* Written task *
Every record that follows should be printed verbatim.

== Records for the exercise

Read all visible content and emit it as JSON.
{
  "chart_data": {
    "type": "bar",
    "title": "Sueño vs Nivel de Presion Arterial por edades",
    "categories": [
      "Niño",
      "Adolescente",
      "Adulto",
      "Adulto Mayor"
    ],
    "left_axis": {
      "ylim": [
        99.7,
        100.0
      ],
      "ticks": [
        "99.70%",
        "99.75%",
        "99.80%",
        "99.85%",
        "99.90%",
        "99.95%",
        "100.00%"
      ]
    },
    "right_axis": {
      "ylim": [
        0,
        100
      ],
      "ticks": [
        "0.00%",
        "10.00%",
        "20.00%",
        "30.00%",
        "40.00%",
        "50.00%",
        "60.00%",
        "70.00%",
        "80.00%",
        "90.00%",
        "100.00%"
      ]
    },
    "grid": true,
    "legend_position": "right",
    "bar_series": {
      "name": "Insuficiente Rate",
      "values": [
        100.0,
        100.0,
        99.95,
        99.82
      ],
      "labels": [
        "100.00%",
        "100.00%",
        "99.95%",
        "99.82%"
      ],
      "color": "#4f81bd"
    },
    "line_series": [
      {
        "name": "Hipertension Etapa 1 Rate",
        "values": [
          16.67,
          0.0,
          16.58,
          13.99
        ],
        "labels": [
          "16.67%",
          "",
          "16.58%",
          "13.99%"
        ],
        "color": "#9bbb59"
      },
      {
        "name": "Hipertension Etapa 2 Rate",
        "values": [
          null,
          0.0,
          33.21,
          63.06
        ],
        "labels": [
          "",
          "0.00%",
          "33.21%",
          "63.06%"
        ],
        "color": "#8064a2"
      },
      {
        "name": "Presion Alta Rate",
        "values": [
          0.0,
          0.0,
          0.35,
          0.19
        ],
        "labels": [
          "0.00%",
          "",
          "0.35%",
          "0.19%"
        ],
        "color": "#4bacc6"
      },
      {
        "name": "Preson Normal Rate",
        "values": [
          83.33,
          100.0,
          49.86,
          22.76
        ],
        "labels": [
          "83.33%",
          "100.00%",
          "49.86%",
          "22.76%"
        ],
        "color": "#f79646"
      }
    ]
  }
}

====

* Task answer *
Read all visible content and emit it as JSON.
{
  "chart_data": {
    "type": "bar",
    "title": "Sueño vs Nivel de Presion Arterial por edades",
    "categories": [
      "Niño",
      "Adolescente",
      "Adulto",
      "Adulto Mayor"
    ],
    "left_axis": {
      "ylim": [
        99.7,
        100.0
      ],
      "ticks": [
        "99.70%",
        "99.75%",
        "99.80%",
        "99.85%",
        "99.90%",
        "99.95%",
        "100.00%"
      ]
    },
    "right_axis": {
      "ylim": [
        0,
        100
      ],
      "ticks": [
        "0.00%",
        "10.00%",
        "20.00%",
        "30.00%",
        "40.00%",
        "50.00%",
        "60.00%",
        "70.00%",
        "80.00%",
        "90.00%",
        "100.00%"
      ]
    },
    "grid": true,
    "legend_position": "right",
    "bar_series": {
      "name": "Insuficiente Rate",
      "values": [
        100.0,
        100.0,
        99.95,
        99.82
      ],
      "labels": [
        "100.00%",
        "100.00%",
        "99.95%",
        "99.82%"
      ],
      "color": "#4f81bd"
    },
    "line_series": [
      {
        "name": "Hipertension Etapa 1 Rate",
        "values": [
          16.67,
          0.0,
          16.58,
          13.99
        ],
        "labels": [
          "16.67%",
          "",
          "16.58%",
          "13.99%"
        ],
        "color": "#9bbb59"
      },
      {
        "name": "Hipertension Etapa 2 Rate",
        "values": [
          null,
          0.0,
          33.21,
          63.06
        ],
        "labels": [
          "",
          "0.00%",
          "33.21%",
          "63.06%"
        ],
        "color": "#8064a2"
      },
      {
        "name": "Presion Alta Rate",
        "values": [
          0.0,
          0.0,
          0.35,
          0.19
        ],
        "labels": [
          "0.00%",
          "",
          "0.35%",
          "0.19%"
        ],
        "color": "#4bacc6"
      },
      {
        "name": "Preson Normal Rate",
        "values": [
          83.33,
          100.0,
          49.86,
          22.76
        ],
        "labels": [
          "83.33%",
          "100.00%",
          "49.86%",
          "22.76%"
        ],
        "color": "#f79646"
      }
    ]
  }
}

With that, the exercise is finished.